#### PROBLEM TO SOLVE:
In your copy, leave out the pictures; write out all the data exactly.

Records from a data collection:
──────
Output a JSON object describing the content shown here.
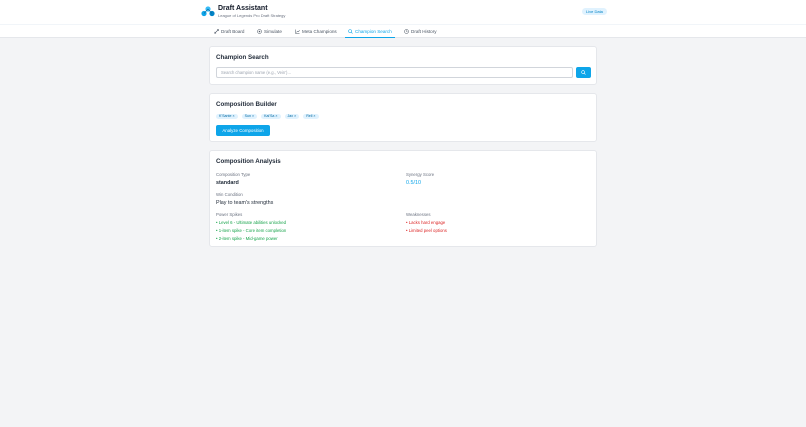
{
  "header": {
    "title": "Draft Assistant",
    "subtitle": "League of Legends Pro Draft Strategy",
    "patch": "Live Data"
  },
  "nav": {
    "tabs": [
      {
        "label": "Draft Board",
        "icon": "sword-icon",
        "active": false
      },
      {
        "label": "Simulate",
        "icon": "target-icon",
        "active": false
      },
      {
        "label": "Meta Champions",
        "icon": "chart-icon",
        "active": false
      },
      {
        "label": "Champion Search",
        "icon": "search-icon",
        "active": true
      },
      {
        "label": "Draft History",
        "icon": "history-icon",
        "active": false
      }
    ]
  },
  "search": {
    "title": "Champion Search",
    "placeholder": "Search champion name (e.g., Vein')..."
  },
  "builder": {
    "title": "Composition Builder",
    "chips": [
      "K'Sante",
      "Sun",
      "Kai'Sa",
      "Jax",
      "Rell"
    ],
    "remove_symbol": "×",
    "analyze_label": "Analyze Composition"
  },
  "analysis": {
    "title": "Composition Analysis",
    "type_label": "Composition Type",
    "type_value": "standard",
    "synergy_label": "Synergy Score",
    "synergy_value": "0.5/10",
    "win_label": "Win Condition",
    "win_value": "Play to team's strengths",
    "power_label": "Power Spikes",
    "power_spikes": [
      "• Level 6 - Ultimate abilities unlocked",
      "• 1-item spike - Core item completion",
      "• 2-item spike - Mid-game power"
    ],
    "weak_label": "Weaknesses",
    "weaknesses": [
      "• Lacks hard engage",
      "• Limited peel options"
    ]
  },
  "colors": {
    "accent": "#0ea5e9",
    "positive": "#16a34a",
    "negative": "#dc2626"
  }
}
──────
#### REPLY:
Output a JSON object describing the content shown here.
{
  "header": {
    "title": "Draft Assistant",
    "subtitle": "League of Legends Pro Draft Strategy",
    "patch": "Live Data"
  },
  "nav": {
    "tabs": [
      {
        "label": "Draft Board",
        "icon": "sword-icon",
        "active": false
      },
      {
        "label": "Simulate",
        "icon": "target-icon",
        "active": false
      },
      {
        "label": "Meta Champions",
        "icon": "chart-icon",
        "active": false
      },
      {
        "label": "Champion Search",
        "icon": "search-icon",
        "active": true
      },
      {
        "label": "Draft History",
        "icon": "history-icon",
        "active": false
      }
    ]
  },
  "search": {
    "title": "Champion Search",
    "placeholder": "Search champion name (e.g., Vein')..."
  },
  "builder": {
    "title": "Composition Builder",
    "chips": [
      "K'Sante",
      "Sun",
      "Kai'Sa",
      "Jax",
      "Rell"
    ],
    "remove_symbol": "×",
    "analyze_label": "Analyze Composition"
  },
  "analysis": {
    "title": "Composition Analysis",
    "type_label": "Composition Type",
    "type_value": "standard",
    "synergy_label": "Synergy Score",
    "synergy_value": "0.5/10",
    "win_label": "Win Condition",
    "win_value": "Play to team's strengths",
    "power_label": "Power Spikes",
    "power_spikes": [
      "• Level 6 - Ultimate abilities unlocked",
      "• 1-item spike - Core item completion",
      "• 2-item spike - Mid-game power"
    ],
    "weak_label": "Weaknesses",
    "weaknesses": [
      "• Lacks hard engage",
      "• Limited peel options"
    ]
  },
  "colors": {
    "accent": "#0ea5e9",
    "positive": "#16a34a",
    "negative": "#dc2626"
  }
}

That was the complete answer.